All records are to be reproduced verbatim, with images omitted.
─── Data listing
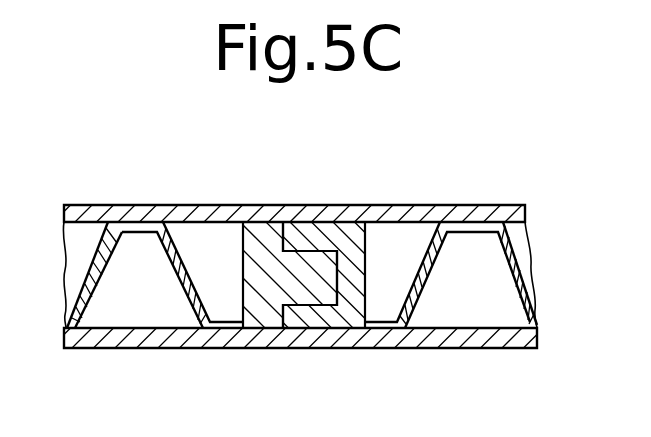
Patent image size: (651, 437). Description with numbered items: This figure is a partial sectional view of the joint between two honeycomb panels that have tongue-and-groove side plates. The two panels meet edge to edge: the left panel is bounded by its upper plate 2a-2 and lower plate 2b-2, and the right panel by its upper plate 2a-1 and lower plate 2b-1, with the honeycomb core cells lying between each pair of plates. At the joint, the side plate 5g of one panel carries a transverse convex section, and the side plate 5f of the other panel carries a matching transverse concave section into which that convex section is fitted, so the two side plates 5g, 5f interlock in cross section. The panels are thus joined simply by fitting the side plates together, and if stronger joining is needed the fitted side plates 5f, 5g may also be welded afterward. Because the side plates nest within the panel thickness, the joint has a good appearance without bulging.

The upper plate portion 2a-2 is at (216, 212).
The upper plate portion 2a-1 is at (437, 212).
The lower plate portion 2b-2 is at (127, 340).
The lower plate portion 2b-1 is at (440, 342).
The side plate 5g is at (263, 290).
The side plate 5f is at (348, 303).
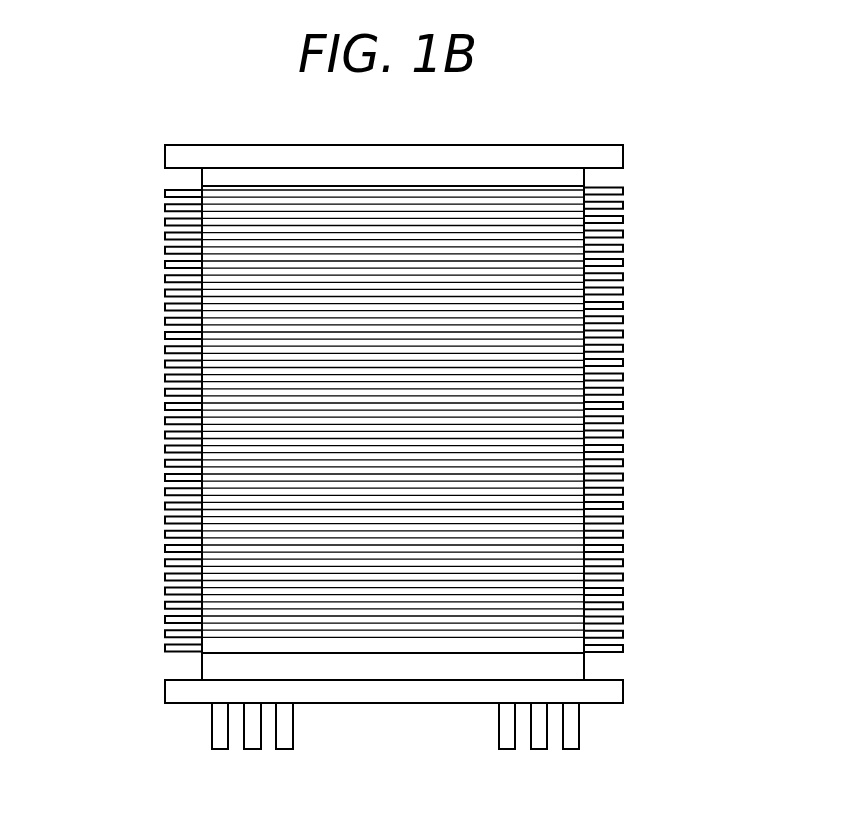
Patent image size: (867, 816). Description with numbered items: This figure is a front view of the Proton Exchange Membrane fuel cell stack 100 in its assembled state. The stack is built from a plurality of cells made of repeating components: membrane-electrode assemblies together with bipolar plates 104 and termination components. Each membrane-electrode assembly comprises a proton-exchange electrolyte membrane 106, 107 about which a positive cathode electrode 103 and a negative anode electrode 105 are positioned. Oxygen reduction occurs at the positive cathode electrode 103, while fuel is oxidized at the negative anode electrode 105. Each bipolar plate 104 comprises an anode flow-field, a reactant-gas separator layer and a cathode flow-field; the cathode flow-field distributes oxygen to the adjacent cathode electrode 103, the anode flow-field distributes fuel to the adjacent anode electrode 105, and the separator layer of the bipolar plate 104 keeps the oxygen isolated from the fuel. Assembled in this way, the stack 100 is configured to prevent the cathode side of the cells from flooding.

The PEM fuel cell stack 100 is at (660, 232).
The positive cathode electrode 103 is at (200, 670).
The bipolar plate 104 is at (630, 563).
The negative anode electrode 105 is at (200, 180).
The electrolyte membrane 106 is at (308, 419).
The electrolyte membrane 107 is at (237, 508).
──────
■ **Solution to this task**:
Patent image size: (651, 437). Description with numbered items: This figure is a partial sectional view of the joint between two honeycomb panels that have tongue-and-groove side plates. The two panels meet edge to edge: the left panel is bounded by its upper plate 2a-2 and lower plate 2b-2, and the right panel by its upper plate 2a-1 and lower plate 2b-1, with the honeycomb core cells lying between each pair of plates. At the joint, the side plate 5g of one panel carries a transverse convex section, and the side plate 5f of the other panel carries a matching transverse concave section into which that convex section is fitted, so the two side plates 5g, 5f interlock in cross section. The panels are thus joined simply by fitting the side plates together, and if stronger joining is needed the fitted side plates 5f, 5g may also be welded afterward. Because the side plates nest within the panel thickness, the joint has a good appearance without bulging.

The upper plate portion 2a-2 is at (216, 212).
The upper plate portion 2a-1 is at (437, 212).
The lower plate portion 2b-2 is at (127, 340).
The lower plate portion 2b-1 is at (440, 342).
The side plate 5g is at (263, 290).
The side plate 5f is at (348, 303).
Patent image size: (867, 816). Description with numbered items: This figure is a front view of the Proton Exchange Membrane fuel cell stack 100 in its assembled state. The stack is built from a plurality of cells made of repeating components: membrane-electrode assemblies together with bipolar plates 104 and termination components. Each membrane-electrode assembly comprises a proton-exchange electrolyte membrane 106, 107 about which a positive cathode electrode 103 and a negative anode electrode 105 are positioned. Oxygen reduction occurs at the positive cathode electrode 103, while fuel is oxidized at the negative anode electrode 105. Each bipolar plate 104 comprises an anode flow-field, a reactant-gas separator layer and a cathode flow-field; the cathode flow-field distributes oxygen to the adjacent cathode electrode 103, the anode flow-field distributes fuel to the adjacent anode electrode 105, and the separator layer of the bipolar plate 104 keeps the oxygen isolated from the fuel. Assembled in this way, the stack 100 is configured to prevent the cathode side of the cells from flooding.

The PEM fuel cell stack 100 is at (660, 232).
The positive cathode electrode 103 is at (200, 670).
The bipolar plate 104 is at (630, 563).
The negative anode electrode 105 is at (200, 180).
The electrolyte membrane 106 is at (308, 419).
The electrolyte membrane 107 is at (237, 508).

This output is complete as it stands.